▶ **Prompt**:
Lines containing the word "multiplier" are to be located and copied.

═══ Records to process

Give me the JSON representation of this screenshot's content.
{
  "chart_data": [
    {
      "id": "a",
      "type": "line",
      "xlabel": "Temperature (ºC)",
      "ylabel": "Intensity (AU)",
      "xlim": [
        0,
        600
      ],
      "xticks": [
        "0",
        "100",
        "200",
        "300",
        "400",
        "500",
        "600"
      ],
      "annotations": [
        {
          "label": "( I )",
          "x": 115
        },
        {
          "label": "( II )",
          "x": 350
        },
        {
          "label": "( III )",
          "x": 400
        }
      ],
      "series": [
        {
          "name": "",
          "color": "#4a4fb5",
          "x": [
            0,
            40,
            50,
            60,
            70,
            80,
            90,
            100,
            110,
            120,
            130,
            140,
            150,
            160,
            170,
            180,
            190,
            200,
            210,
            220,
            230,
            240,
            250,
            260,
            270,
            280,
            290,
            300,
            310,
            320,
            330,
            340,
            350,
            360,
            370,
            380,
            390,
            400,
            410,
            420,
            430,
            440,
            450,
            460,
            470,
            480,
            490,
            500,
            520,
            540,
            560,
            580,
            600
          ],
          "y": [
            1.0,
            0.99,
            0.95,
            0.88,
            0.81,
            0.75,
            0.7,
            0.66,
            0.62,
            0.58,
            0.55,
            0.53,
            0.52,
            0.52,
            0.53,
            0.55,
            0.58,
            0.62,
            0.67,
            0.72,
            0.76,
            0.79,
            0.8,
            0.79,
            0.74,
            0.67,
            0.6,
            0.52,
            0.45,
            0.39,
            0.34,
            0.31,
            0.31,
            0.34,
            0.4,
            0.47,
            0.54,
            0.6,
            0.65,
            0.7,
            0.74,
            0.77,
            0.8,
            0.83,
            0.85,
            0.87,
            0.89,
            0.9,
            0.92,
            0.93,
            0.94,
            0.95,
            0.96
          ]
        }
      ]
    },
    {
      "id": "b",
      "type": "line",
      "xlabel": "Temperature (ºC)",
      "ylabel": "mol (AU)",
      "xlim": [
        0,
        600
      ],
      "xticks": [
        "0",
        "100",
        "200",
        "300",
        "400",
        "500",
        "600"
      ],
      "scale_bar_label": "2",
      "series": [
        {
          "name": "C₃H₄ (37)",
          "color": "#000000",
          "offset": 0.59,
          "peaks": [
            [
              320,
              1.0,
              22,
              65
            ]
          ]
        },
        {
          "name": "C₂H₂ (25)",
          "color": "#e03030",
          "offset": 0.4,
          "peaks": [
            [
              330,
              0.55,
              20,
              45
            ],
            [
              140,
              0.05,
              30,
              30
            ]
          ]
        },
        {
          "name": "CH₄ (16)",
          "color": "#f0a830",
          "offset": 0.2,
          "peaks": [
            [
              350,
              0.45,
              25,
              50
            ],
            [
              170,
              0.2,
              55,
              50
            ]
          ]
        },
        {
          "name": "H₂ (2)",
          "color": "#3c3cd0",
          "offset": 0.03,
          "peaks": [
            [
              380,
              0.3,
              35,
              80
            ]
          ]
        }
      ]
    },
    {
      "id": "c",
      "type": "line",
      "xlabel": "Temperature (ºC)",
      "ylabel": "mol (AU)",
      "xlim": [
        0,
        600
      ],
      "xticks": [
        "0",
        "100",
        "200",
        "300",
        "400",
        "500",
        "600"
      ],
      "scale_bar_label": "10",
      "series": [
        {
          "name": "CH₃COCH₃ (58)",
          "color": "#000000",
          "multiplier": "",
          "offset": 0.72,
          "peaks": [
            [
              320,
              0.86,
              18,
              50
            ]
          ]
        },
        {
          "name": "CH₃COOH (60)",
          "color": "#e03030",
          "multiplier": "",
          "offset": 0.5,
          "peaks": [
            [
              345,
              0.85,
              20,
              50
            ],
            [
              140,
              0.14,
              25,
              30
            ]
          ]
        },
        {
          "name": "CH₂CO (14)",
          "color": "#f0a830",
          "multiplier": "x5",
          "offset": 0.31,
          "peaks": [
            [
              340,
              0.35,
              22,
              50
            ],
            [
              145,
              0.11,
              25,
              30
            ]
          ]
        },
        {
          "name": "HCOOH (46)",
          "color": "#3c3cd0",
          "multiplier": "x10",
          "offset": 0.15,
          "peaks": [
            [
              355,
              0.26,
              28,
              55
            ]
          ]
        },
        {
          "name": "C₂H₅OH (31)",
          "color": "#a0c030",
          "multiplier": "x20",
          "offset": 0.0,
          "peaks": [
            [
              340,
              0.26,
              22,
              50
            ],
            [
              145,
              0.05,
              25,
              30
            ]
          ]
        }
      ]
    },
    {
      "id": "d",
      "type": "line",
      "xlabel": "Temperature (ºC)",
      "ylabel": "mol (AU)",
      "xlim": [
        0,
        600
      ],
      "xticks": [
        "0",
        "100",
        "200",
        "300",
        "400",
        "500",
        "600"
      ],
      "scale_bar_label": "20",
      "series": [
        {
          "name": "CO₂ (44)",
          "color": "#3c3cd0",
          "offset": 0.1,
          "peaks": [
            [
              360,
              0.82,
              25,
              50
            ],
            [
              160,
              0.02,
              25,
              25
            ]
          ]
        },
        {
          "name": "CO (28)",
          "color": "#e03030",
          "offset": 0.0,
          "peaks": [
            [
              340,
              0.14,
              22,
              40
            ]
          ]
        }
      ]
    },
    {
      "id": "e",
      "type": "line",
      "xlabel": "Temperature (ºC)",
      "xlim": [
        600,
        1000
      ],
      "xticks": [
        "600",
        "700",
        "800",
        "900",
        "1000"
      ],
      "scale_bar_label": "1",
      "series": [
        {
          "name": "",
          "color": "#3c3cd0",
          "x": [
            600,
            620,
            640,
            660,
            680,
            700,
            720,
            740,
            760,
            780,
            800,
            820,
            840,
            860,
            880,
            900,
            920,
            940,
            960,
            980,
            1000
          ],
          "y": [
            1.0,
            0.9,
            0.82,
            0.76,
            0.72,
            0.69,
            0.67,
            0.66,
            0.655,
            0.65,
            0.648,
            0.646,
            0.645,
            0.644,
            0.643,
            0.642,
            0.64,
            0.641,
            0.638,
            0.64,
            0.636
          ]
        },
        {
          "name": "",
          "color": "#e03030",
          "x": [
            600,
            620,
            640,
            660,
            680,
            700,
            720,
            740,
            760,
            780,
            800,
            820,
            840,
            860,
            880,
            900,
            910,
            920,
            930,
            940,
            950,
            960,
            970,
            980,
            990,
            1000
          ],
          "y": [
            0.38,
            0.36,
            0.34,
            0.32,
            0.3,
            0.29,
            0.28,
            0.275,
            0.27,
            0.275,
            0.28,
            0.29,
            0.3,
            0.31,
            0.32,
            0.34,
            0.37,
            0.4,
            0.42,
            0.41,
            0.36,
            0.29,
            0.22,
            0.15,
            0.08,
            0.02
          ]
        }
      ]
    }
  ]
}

══════

▶ **Task answer**:
          "multiplier": "",
          "multiplier": "",
          "multiplier": "x5",
          "multiplier": "x10",
          "multiplier": "x20",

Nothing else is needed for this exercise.